| Provided data |
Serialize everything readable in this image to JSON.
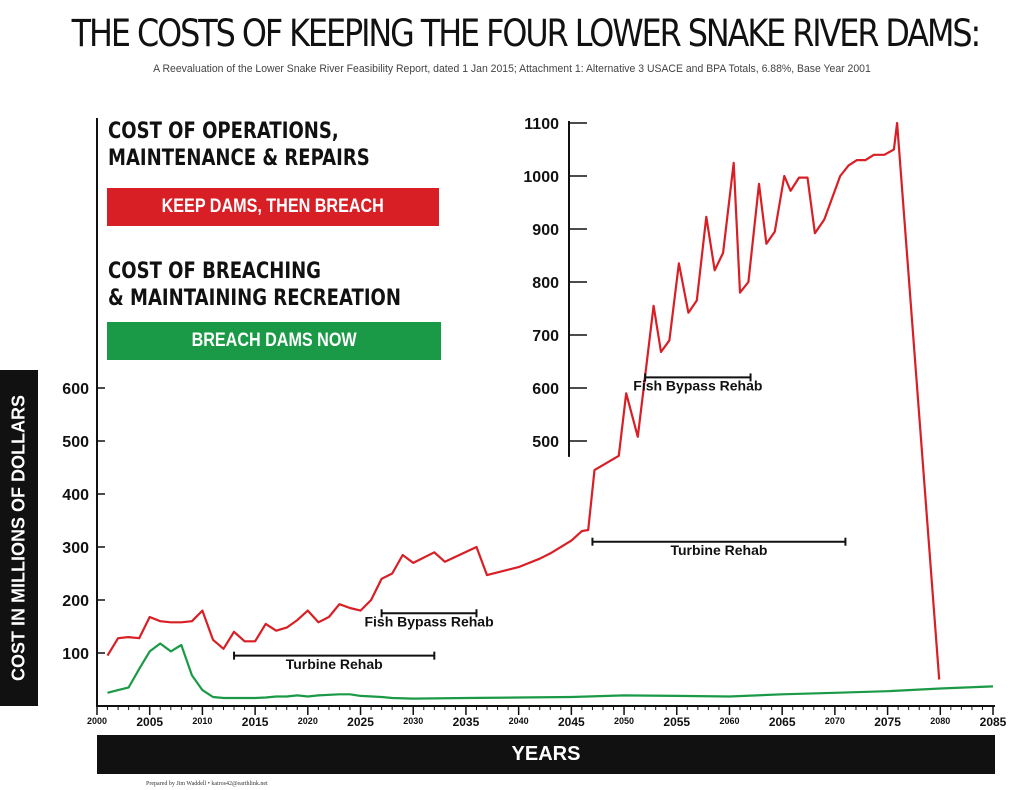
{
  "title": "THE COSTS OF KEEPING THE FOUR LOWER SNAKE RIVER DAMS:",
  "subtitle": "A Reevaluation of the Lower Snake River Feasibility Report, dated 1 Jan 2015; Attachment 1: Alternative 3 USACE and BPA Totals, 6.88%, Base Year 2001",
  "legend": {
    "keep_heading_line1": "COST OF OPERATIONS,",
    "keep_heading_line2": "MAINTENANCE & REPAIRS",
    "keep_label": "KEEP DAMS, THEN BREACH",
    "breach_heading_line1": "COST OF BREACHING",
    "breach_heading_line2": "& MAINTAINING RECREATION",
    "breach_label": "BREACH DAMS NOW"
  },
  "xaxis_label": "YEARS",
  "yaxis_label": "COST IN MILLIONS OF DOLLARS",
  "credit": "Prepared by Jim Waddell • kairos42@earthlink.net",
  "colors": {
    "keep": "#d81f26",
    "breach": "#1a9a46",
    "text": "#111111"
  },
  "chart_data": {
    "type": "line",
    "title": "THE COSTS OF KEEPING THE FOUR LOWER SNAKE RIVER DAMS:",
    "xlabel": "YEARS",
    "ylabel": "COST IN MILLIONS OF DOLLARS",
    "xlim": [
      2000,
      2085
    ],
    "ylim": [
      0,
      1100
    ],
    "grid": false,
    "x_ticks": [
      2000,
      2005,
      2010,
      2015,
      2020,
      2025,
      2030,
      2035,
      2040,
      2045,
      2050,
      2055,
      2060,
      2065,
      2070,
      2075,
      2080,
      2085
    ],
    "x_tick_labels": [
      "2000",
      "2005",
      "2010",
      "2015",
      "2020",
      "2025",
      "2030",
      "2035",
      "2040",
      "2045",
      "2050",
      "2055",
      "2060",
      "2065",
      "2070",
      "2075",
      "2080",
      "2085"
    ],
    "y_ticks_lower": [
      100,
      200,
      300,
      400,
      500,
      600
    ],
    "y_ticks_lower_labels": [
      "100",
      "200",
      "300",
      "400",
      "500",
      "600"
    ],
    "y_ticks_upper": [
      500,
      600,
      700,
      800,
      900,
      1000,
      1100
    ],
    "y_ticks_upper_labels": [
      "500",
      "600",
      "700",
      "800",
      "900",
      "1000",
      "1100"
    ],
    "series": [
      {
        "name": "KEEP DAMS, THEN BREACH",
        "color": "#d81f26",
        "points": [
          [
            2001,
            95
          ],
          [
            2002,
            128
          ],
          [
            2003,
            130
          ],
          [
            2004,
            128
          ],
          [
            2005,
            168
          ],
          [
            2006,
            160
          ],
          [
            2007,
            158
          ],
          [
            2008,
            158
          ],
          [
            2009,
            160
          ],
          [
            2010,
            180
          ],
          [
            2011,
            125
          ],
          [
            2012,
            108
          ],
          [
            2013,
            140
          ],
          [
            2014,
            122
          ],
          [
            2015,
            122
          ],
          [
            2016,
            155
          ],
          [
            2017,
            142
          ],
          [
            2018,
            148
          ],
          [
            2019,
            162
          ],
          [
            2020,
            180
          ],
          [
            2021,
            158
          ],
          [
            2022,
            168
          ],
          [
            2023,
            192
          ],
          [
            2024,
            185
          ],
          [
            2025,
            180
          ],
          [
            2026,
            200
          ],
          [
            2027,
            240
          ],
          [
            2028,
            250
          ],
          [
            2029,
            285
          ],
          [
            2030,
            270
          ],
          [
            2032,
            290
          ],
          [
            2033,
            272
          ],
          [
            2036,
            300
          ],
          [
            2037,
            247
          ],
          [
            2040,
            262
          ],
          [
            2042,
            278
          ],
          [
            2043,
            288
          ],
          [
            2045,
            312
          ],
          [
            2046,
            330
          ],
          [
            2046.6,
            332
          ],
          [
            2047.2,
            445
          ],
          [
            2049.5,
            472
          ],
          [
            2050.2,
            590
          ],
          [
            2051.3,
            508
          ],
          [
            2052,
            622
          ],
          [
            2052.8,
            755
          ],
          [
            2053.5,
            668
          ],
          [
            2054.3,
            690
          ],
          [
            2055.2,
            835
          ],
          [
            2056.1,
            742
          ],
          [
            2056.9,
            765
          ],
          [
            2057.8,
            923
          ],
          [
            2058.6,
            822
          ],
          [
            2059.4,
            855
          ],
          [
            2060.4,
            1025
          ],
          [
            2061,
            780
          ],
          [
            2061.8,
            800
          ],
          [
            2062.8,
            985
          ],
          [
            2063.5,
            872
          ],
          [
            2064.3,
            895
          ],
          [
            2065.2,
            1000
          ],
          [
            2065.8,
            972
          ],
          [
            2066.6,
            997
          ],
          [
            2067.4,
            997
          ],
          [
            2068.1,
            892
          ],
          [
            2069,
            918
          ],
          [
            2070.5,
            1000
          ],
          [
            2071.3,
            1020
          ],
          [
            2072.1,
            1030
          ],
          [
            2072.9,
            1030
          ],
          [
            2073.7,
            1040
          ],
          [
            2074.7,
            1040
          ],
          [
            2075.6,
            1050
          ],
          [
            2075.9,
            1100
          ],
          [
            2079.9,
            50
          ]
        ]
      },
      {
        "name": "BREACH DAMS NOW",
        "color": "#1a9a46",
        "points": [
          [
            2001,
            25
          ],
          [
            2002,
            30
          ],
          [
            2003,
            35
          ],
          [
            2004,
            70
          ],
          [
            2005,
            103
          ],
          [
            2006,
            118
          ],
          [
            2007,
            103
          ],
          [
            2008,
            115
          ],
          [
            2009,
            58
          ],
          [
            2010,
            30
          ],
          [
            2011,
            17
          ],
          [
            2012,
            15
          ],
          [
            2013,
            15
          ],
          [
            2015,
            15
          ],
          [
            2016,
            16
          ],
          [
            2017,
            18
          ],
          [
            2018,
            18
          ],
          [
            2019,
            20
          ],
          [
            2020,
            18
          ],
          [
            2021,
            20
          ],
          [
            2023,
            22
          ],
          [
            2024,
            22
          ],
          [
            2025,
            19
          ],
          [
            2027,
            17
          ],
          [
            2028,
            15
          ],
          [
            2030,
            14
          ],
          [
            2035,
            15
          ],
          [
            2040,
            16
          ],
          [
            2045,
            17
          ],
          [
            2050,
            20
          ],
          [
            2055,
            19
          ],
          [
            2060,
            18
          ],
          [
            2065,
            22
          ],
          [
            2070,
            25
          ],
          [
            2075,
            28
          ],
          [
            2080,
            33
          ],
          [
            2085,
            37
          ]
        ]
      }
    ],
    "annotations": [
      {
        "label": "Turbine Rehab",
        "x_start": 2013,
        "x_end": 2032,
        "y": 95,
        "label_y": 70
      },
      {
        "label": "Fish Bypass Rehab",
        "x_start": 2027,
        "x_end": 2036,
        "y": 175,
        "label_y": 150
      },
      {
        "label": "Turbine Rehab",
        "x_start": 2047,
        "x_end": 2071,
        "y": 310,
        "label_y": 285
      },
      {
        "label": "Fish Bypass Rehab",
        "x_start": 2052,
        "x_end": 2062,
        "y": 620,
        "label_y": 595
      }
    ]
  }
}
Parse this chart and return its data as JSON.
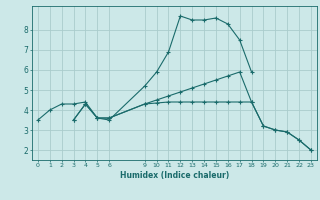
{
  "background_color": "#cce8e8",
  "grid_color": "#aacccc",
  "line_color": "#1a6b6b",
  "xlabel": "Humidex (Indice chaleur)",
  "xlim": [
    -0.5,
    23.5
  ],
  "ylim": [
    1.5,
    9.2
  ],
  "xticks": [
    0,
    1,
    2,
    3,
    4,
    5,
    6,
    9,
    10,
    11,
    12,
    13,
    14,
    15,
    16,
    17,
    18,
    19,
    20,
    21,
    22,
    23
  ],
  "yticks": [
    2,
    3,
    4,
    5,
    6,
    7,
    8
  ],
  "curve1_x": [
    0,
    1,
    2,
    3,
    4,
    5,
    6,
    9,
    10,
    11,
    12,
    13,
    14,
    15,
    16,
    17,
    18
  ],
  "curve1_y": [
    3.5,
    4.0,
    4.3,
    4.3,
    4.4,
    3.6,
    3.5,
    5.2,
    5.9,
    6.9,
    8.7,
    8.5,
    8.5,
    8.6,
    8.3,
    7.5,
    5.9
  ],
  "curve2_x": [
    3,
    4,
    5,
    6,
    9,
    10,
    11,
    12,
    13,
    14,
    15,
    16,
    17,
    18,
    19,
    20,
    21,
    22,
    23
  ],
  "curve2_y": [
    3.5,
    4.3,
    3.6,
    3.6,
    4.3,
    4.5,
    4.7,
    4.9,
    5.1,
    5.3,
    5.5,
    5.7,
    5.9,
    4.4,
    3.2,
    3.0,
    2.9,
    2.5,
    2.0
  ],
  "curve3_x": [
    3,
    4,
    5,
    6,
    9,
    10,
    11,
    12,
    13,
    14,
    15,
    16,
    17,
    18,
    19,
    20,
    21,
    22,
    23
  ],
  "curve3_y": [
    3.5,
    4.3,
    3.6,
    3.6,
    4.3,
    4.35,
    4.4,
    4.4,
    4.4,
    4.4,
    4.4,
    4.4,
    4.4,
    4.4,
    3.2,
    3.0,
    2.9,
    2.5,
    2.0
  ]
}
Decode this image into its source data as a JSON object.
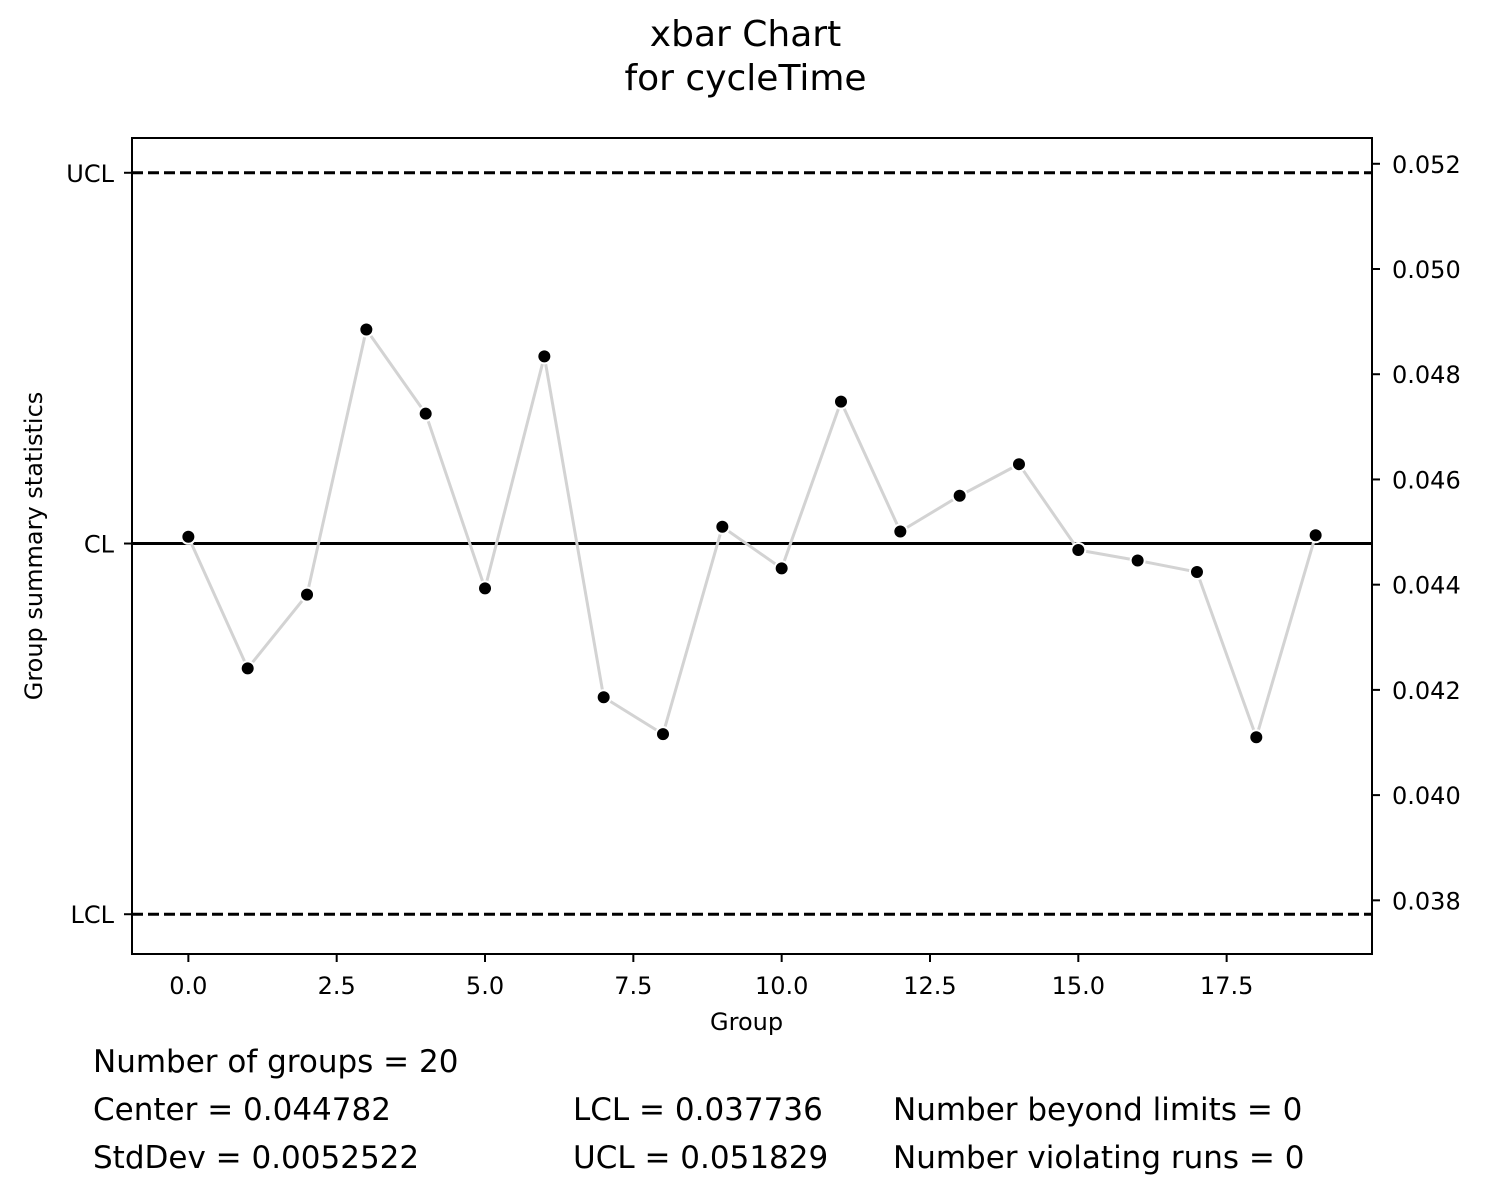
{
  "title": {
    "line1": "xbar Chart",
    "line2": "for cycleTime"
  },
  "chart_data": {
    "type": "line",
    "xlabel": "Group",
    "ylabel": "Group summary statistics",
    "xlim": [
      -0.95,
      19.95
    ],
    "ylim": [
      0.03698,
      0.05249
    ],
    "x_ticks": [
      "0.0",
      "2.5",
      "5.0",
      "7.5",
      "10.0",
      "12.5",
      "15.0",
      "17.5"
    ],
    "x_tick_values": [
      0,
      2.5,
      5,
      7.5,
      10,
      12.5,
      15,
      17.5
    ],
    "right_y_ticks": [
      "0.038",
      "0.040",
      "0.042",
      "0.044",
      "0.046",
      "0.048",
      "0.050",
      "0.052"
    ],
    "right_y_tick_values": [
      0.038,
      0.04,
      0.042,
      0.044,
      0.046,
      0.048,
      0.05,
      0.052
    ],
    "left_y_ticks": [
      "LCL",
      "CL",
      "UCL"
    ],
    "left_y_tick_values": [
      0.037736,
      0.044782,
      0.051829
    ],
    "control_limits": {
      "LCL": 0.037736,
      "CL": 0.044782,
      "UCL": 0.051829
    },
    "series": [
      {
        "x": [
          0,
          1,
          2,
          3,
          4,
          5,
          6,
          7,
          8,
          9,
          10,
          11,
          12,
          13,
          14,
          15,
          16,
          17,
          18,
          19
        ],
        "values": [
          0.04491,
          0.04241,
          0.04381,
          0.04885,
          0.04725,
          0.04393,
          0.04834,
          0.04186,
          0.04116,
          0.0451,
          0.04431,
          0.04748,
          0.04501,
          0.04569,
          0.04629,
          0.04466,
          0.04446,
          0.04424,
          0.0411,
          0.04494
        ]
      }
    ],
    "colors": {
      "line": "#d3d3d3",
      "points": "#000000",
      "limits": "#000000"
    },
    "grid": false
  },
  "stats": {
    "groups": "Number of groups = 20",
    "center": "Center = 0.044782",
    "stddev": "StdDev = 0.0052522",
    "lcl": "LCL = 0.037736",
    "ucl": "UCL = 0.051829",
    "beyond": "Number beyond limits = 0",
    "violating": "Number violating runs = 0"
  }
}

| Directions |
Collect each line containing the string "DOLLARS".

| Response to the task |
  "yaxis_label": "COST IN MILLIONS OF DOLLARS",
    "ylabel": "COST IN MILLIONS OF DOLLARS",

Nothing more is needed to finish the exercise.